--- START MATERIAL FOR THIS TASK ---

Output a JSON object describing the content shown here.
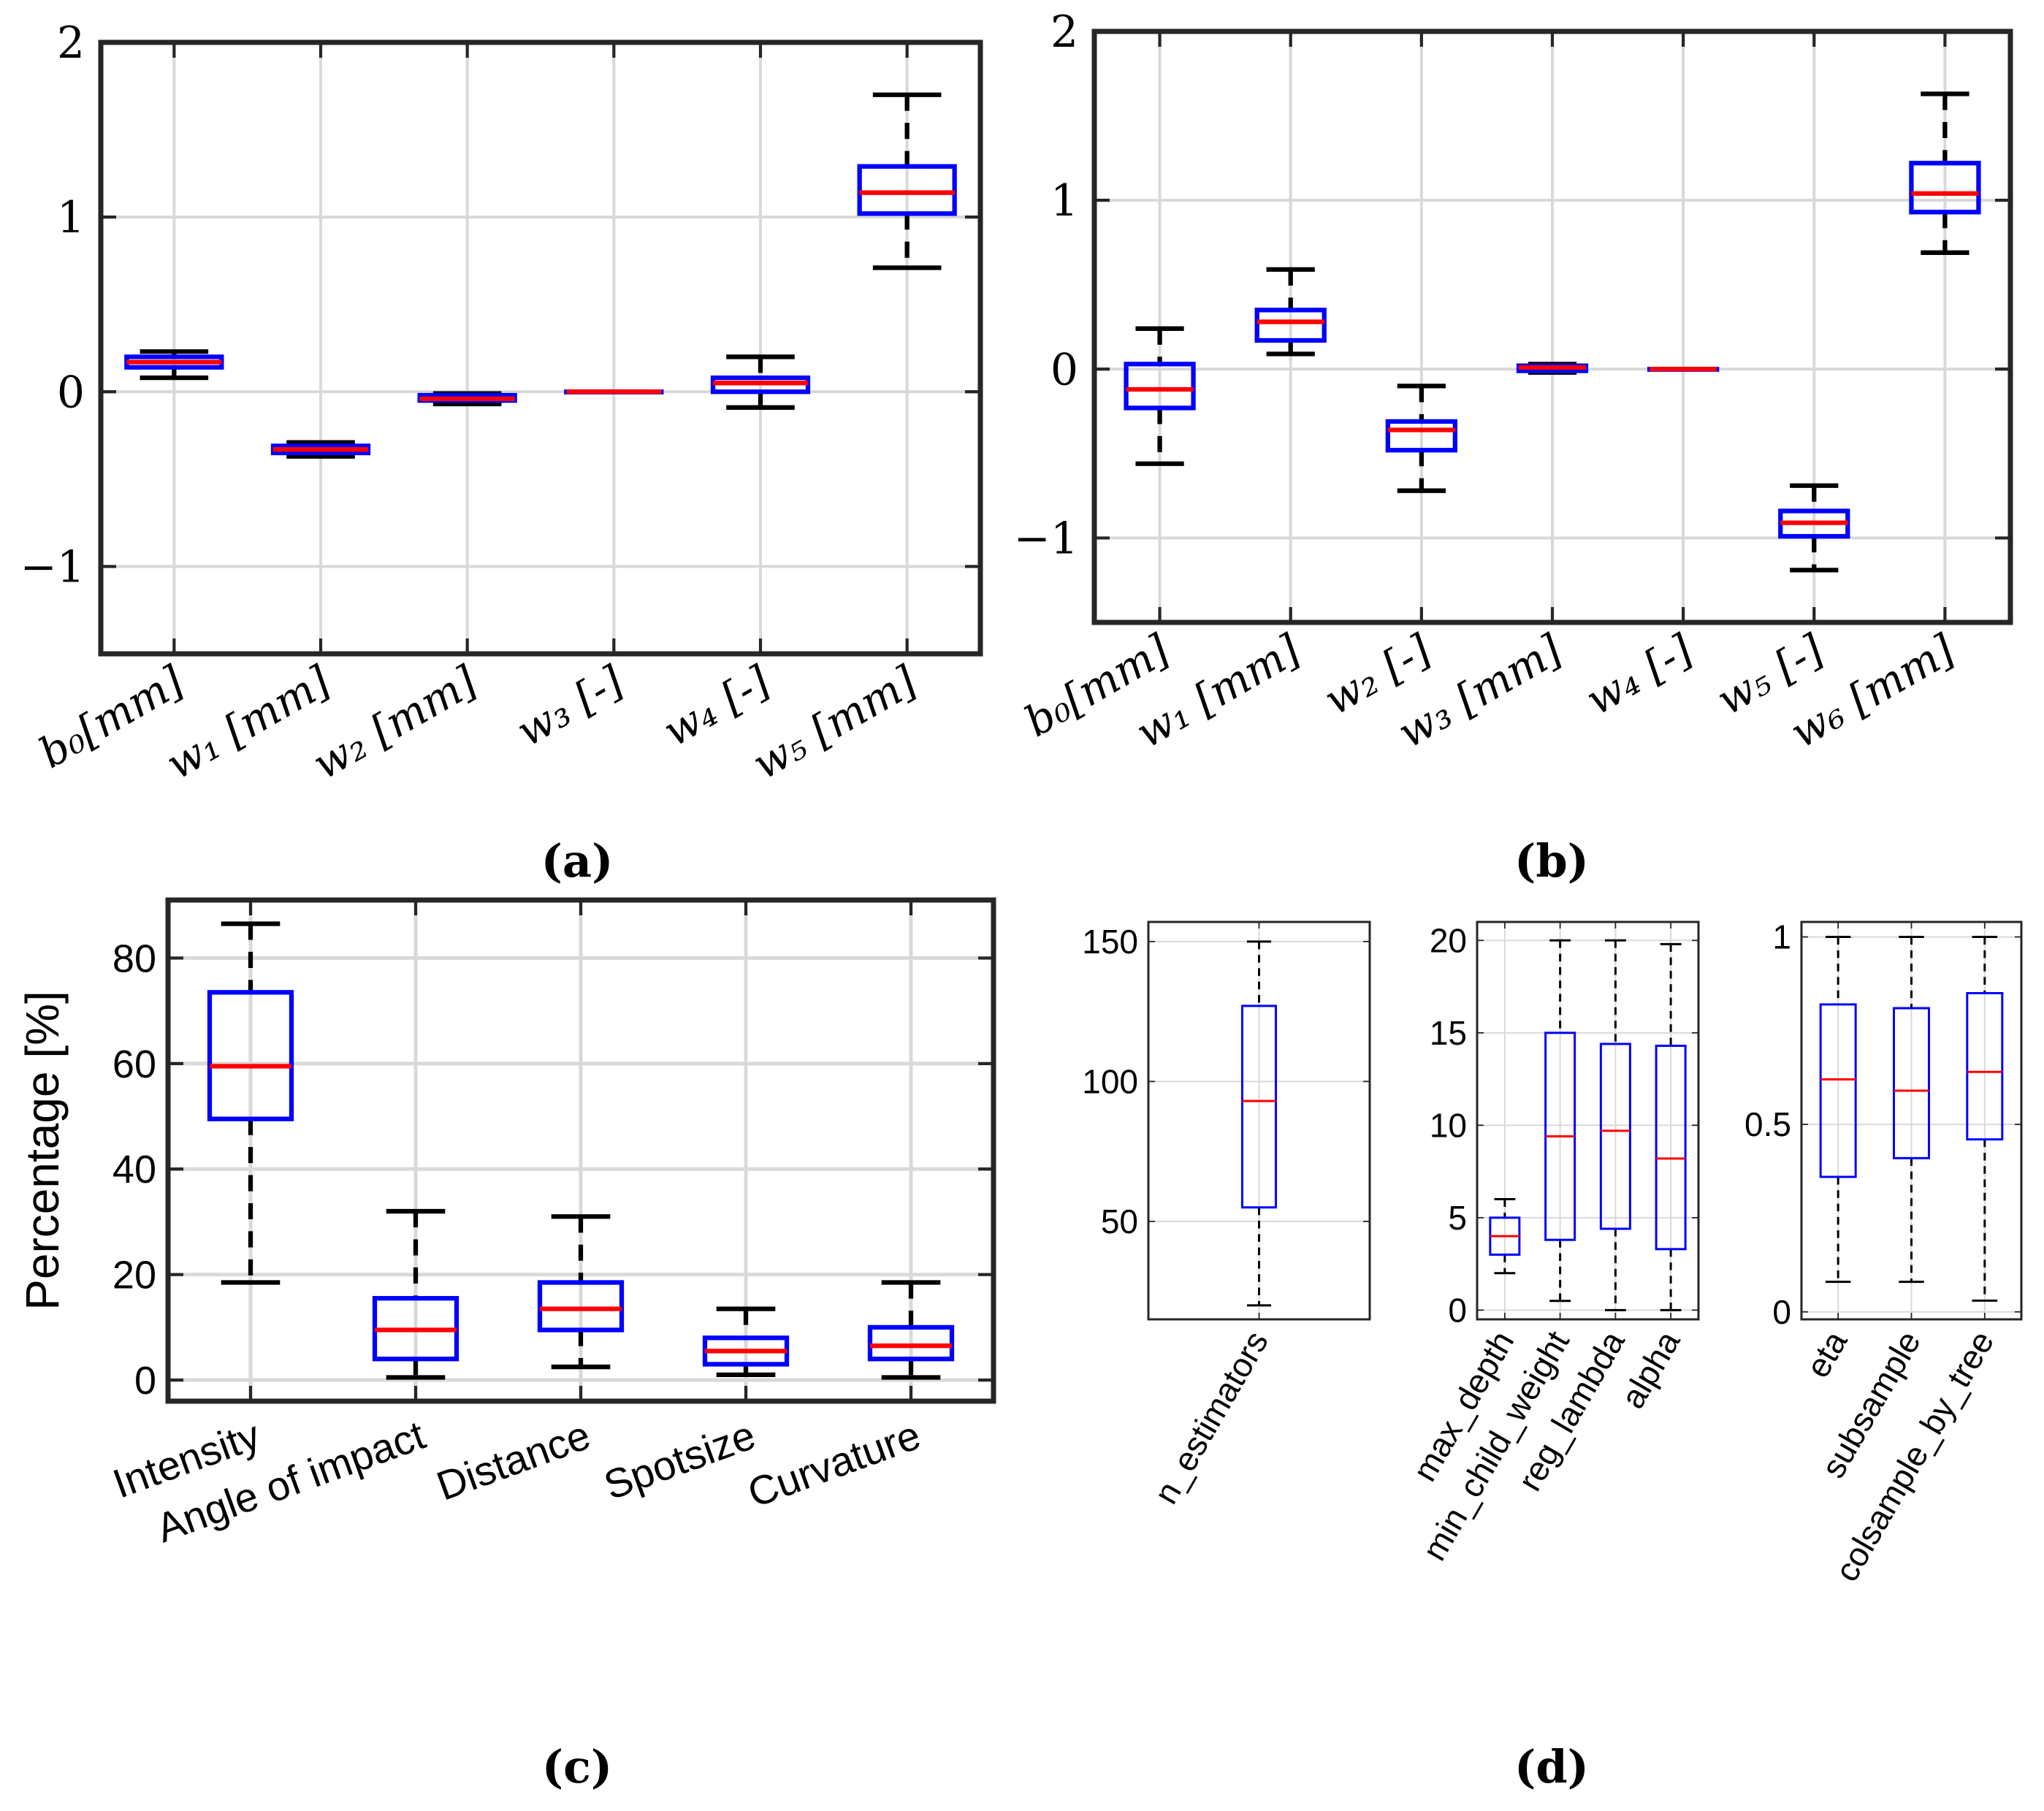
{
  "figure": {
    "panel_captions": [
      "(a)",
      "(b)",
      "(c)",
      "(d)"
    ]
  },
  "colors": {
    "box": "#0000ff",
    "median": "#ff0000",
    "whisker": "#000000",
    "grid": "#d9d9d9",
    "axes": "#262626"
  },
  "chart_data": [
    {
      "id": "a",
      "type": "box",
      "caption": "(a)",
      "ylim": [
        -1.5,
        2
      ],
      "yticks": [
        -1,
        0,
        1,
        2
      ],
      "ytick_labels": [
        "−1",
        "0",
        "1",
        "2"
      ],
      "grid": true,
      "categories": [
        "b₀[mm]",
        "w₁ [mm]",
        "w₂ [mm]",
        "w₃ [-]",
        "w₄ [-]",
        "w₅ [mm]"
      ],
      "boxes": [
        {
          "min": 0.08,
          "q1": 0.14,
          "median": 0.17,
          "q3": 0.2,
          "max": 0.23
        },
        {
          "min": -0.37,
          "q1": -0.35,
          "median": -0.33,
          "q3": -0.31,
          "max": -0.29
        },
        {
          "min": -0.07,
          "q1": -0.05,
          "median": -0.04,
          "q3": -0.02,
          "max": -0.01
        },
        {
          "min": 0.0,
          "q1": 0.0,
          "median": 0.0,
          "q3": 0.0,
          "max": 0.0
        },
        {
          "min": -0.09,
          "q1": 0.0,
          "median": 0.05,
          "q3": 0.08,
          "max": 0.2
        },
        {
          "min": 0.71,
          "q1": 1.02,
          "median": 1.14,
          "q3": 1.29,
          "max": 1.7
        }
      ]
    },
    {
      "id": "b",
      "type": "box",
      "caption": "(b)",
      "ylim": [
        -1.5,
        2
      ],
      "yticks": [
        -1,
        0,
        1,
        2
      ],
      "ytick_labels": [
        "−1",
        "0",
        "1",
        "2"
      ],
      "grid": true,
      "categories": [
        "b₀[mm]",
        "w₁ [mm]",
        "w₂ [-]",
        "w₃ [mm]",
        "w₄ [-]",
        "w₅ [-]",
        "w₆ [mm]"
      ],
      "boxes": [
        {
          "min": -0.56,
          "q1": -0.23,
          "median": -0.12,
          "q3": 0.03,
          "max": 0.24
        },
        {
          "min": 0.09,
          "q1": 0.17,
          "median": 0.28,
          "q3": 0.35,
          "max": 0.59
        },
        {
          "min": -0.72,
          "q1": -0.48,
          "median": -0.36,
          "q3": -0.31,
          "max": -0.1
        },
        {
          "min": -0.02,
          "q1": -0.01,
          "median": 0.01,
          "q3": 0.02,
          "max": 0.03
        },
        {
          "min": 0.0,
          "q1": 0.0,
          "median": 0.0,
          "q3": 0.0,
          "max": 0.0
        },
        {
          "min": -1.19,
          "q1": -0.99,
          "median": -0.91,
          "q3": -0.84,
          "max": -0.69
        },
        {
          "min": 0.69,
          "q1": 0.93,
          "median": 1.04,
          "q3": 1.22,
          "max": 1.63
        }
      ]
    },
    {
      "id": "c",
      "type": "box",
      "caption": "(c)",
      "ylabel": "Percentage [%]",
      "ylim": [
        -4,
        91
      ],
      "yticks": [
        0,
        20,
        40,
        60,
        80
      ],
      "ytick_labels": [
        "0",
        "20",
        "40",
        "60",
        "80"
      ],
      "grid": true,
      "categories": [
        "Intensity",
        "Angle of impact",
        "Distance",
        "Spotsize",
        "Curvature"
      ],
      "boxes": [
        {
          "min": 18.5,
          "q1": 49.5,
          "median": 59.5,
          "q3": 73.5,
          "max": 86.5
        },
        {
          "min": 0.5,
          "q1": 4.0,
          "median": 9.5,
          "q3": 15.5,
          "max": 32.0
        },
        {
          "min": 2.5,
          "q1": 9.5,
          "median": 13.5,
          "q3": 18.5,
          "max": 31.0
        },
        {
          "min": 1.0,
          "q1": 3.0,
          "median": 5.5,
          "q3": 8.0,
          "max": 13.5
        },
        {
          "min": 0.5,
          "q1": 4.0,
          "median": 6.5,
          "q3": 10.0,
          "max": 18.5
        }
      ]
    },
    {
      "id": "d1",
      "type": "box",
      "group": "(d)",
      "ylim": [
        15,
        157
      ],
      "yticks": [
        50,
        100,
        150
      ],
      "ytick_labels": [
        "50",
        "100",
        "150"
      ],
      "grid": true,
      "categories": [
        "n_estimators"
      ],
      "boxes": [
        {
          "min": 20,
          "q1": 55,
          "median": 93,
          "q3": 127,
          "max": 150
        }
      ]
    },
    {
      "id": "d2",
      "type": "box",
      "group": "(d)",
      "ylim": [
        -0.5,
        21
      ],
      "yticks": [
        0,
        5,
        10,
        15,
        20
      ],
      "ytick_labels": [
        "0",
        "5",
        "10",
        "15",
        "20"
      ],
      "grid": true,
      "categories": [
        "max_depth",
        "min_child_weight",
        "reg_lambda",
        "alpha"
      ],
      "boxes": [
        {
          "min": 2.0,
          "q1": 3.0,
          "median": 4.0,
          "q3": 5.0,
          "max": 6.0
        },
        {
          "min": 0.5,
          "q1": 3.8,
          "median": 9.4,
          "q3": 15.0,
          "max": 20.0
        },
        {
          "min": 0.0,
          "q1": 4.4,
          "median": 9.7,
          "q3": 14.4,
          "max": 20.0
        },
        {
          "min": 0.0,
          "q1": 3.3,
          "median": 8.2,
          "q3": 14.3,
          "max": 19.8
        }
      ]
    },
    {
      "id": "d3",
      "type": "box",
      "group": "(d)",
      "ylim": [
        -0.02,
        1.04
      ],
      "yticks": [
        0,
        0.5,
        1
      ],
      "ytick_labels": [
        "0",
        "0.5",
        "1"
      ],
      "grid": true,
      "categories": [
        "eta",
        "subsample",
        "colsample_by_tree"
      ],
      "boxes": [
        {
          "min": 0.08,
          "q1": 0.36,
          "median": 0.62,
          "q3": 0.82,
          "max": 1.0
        },
        {
          "min": 0.08,
          "q1": 0.41,
          "median": 0.59,
          "q3": 0.81,
          "max": 1.0
        },
        {
          "min": 0.03,
          "q1": 0.46,
          "median": 0.64,
          "q3": 0.85,
          "max": 1.0
        }
      ]
    }
  ]
}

--- END MATERIAL FOR THIS TASK ---

DO THIS: All of the data above should be quoted exactly, except for the pictures.

RESULT FOR THIS EXERCISE:
Output a JSON object describing the content shown here.
{
  "figure": {
    "panel_captions": [
      "(a)",
      "(b)",
      "(c)",
      "(d)"
    ]
  },
  "colors": {
    "box": "#0000ff",
    "median": "#ff0000",
    "whisker": "#000000",
    "grid": "#d9d9d9",
    "axes": "#262626"
  },
  "chart_data": [
    {
      "id": "a",
      "type": "box",
      "caption": "(a)",
      "ylim": [
        -1.5,
        2
      ],
      "yticks": [
        -1,
        0,
        1,
        2
      ],
      "ytick_labels": [
        "−1",
        "0",
        "1",
        "2"
      ],
      "grid": true,
      "categories": [
        "b₀[mm]",
        "w₁ [mm]",
        "w₂ [mm]",
        "w₃ [-]",
        "w₄ [-]",
        "w₅ [mm]"
      ],
      "boxes": [
        {
          "min": 0.08,
          "q1": 0.14,
          "median": 0.17,
          "q3": 0.2,
          "max": 0.23
        },
        {
          "min": -0.37,
          "q1": -0.35,
          "median": -0.33,
          "q3": -0.31,
          "max": -0.29
        },
        {
          "min": -0.07,
          "q1": -0.05,
          "median": -0.04,
          "q3": -0.02,
          "max": -0.01
        },
        {
          "min": 0.0,
          "q1": 0.0,
          "median": 0.0,
          "q3": 0.0,
          "max": 0.0
        },
        {
          "min": -0.09,
          "q1": 0.0,
          "median": 0.05,
          "q3": 0.08,
          "max": 0.2
        },
        {
          "min": 0.71,
          "q1": 1.02,
          "median": 1.14,
          "q3": 1.29,
          "max": 1.7
        }
      ]
    },
    {
      "id": "b",
      "type": "box",
      "caption": "(b)",
      "ylim": [
        -1.5,
        2
      ],
      "yticks": [
        -1,
        0,
        1,
        2
      ],
      "ytick_labels": [
        "−1",
        "0",
        "1",
        "2"
      ],
      "grid": true,
      "categories": [
        "b₀[mm]",
        "w₁ [mm]",
        "w₂ [-]",
        "w₃ [mm]",
        "w₄ [-]",
        "w₅ [-]",
        "w₆ [mm]"
      ],
      "boxes": [
        {
          "min": -0.56,
          "q1": -0.23,
          "median": -0.12,
          "q3": 0.03,
          "max": 0.24
        },
        {
          "min": 0.09,
          "q1": 0.17,
          "median": 0.28,
          "q3": 0.35,
          "max": 0.59
        },
        {
          "min": -0.72,
          "q1": -0.48,
          "median": -0.36,
          "q3": -0.31,
          "max": -0.1
        },
        {
          "min": -0.02,
          "q1": -0.01,
          "median": 0.01,
          "q3": 0.02,
          "max": 0.03
        },
        {
          "min": 0.0,
          "q1": 0.0,
          "median": 0.0,
          "q3": 0.0,
          "max": 0.0
        },
        {
          "min": -1.19,
          "q1": -0.99,
          "median": -0.91,
          "q3": -0.84,
          "max": -0.69
        },
        {
          "min": 0.69,
          "q1": 0.93,
          "median": 1.04,
          "q3": 1.22,
          "max": 1.63
        }
      ]
    },
    {
      "id": "c",
      "type": "box",
      "caption": "(c)",
      "ylabel": "Percentage [%]",
      "ylim": [
        -4,
        91
      ],
      "yticks": [
        0,
        20,
        40,
        60,
        80
      ],
      "ytick_labels": [
        "0",
        "20",
        "40",
        "60",
        "80"
      ],
      "grid": true,
      "categories": [
        "Intensity",
        "Angle of impact",
        "Distance",
        "Spotsize",
        "Curvature"
      ],
      "boxes": [
        {
          "min": 18.5,
          "q1": 49.5,
          "median": 59.5,
          "q3": 73.5,
          "max": 86.5
        },
        {
          "min": 0.5,
          "q1": 4.0,
          "median": 9.5,
          "q3": 15.5,
          "max": 32.0
        },
        {
          "min": 2.5,
          "q1": 9.5,
          "median": 13.5,
          "q3": 18.5,
          "max": 31.0
        },
        {
          "min": 1.0,
          "q1": 3.0,
          "median": 5.5,
          "q3": 8.0,
          "max": 13.5
        },
        {
          "min": 0.5,
          "q1": 4.0,
          "median": 6.5,
          "q3": 10.0,
          "max": 18.5
        }
      ]
    },
    {
      "id": "d1",
      "type": "box",
      "group": "(d)",
      "ylim": [
        15,
        157
      ],
      "yticks": [
        50,
        100,
        150
      ],
      "ytick_labels": [
        "50",
        "100",
        "150"
      ],
      "grid": true,
      "categories": [
        "n_estimators"
      ],
      "boxes": [
        {
          "min": 20,
          "q1": 55,
          "median": 93,
          "q3": 127,
          "max": 150
        }
      ]
    },
    {
      "id": "d2",
      "type": "box",
      "group": "(d)",
      "ylim": [
        -0.5,
        21
      ],
      "yticks": [
        0,
        5,
        10,
        15,
        20
      ],
      "ytick_labels": [
        "0",
        "5",
        "10",
        "15",
        "20"
      ],
      "grid": true,
      "categories": [
        "max_depth",
        "min_child_weight",
        "reg_lambda",
        "alpha"
      ],
      "boxes": [
        {
          "min": 2.0,
          "q1": 3.0,
          "median": 4.0,
          "q3": 5.0,
          "max": 6.0
        },
        {
          "min": 0.5,
          "q1": 3.8,
          "median": 9.4,
          "q3": 15.0,
          "max": 20.0
        },
        {
          "min": 0.0,
          "q1": 4.4,
          "median": 9.7,
          "q3": 14.4,
          "max": 20.0
        },
        {
          "min": 0.0,
          "q1": 3.3,
          "median": 8.2,
          "q3": 14.3,
          "max": 19.8
        }
      ]
    },
    {
      "id": "d3",
      "type": "box",
      "group": "(d)",
      "ylim": [
        -0.02,
        1.04
      ],
      "yticks": [
        0,
        0.5,
        1
      ],
      "ytick_labels": [
        "0",
        "0.5",
        "1"
      ],
      "grid": true,
      "categories": [
        "eta",
        "subsample",
        "colsample_by_tree"
      ],
      "boxes": [
        {
          "min": 0.08,
          "q1": 0.36,
          "median": 0.62,
          "q3": 0.82,
          "max": 1.0
        },
        {
          "min": 0.08,
          "q1": 0.41,
          "median": 0.59,
          "q3": 0.81,
          "max": 1.0
        },
        {
          "min": 0.03,
          "q1": 0.46,
          "median": 0.64,
          "q3": 0.85,
          "max": 1.0
        }
      ]
    }
  ]
}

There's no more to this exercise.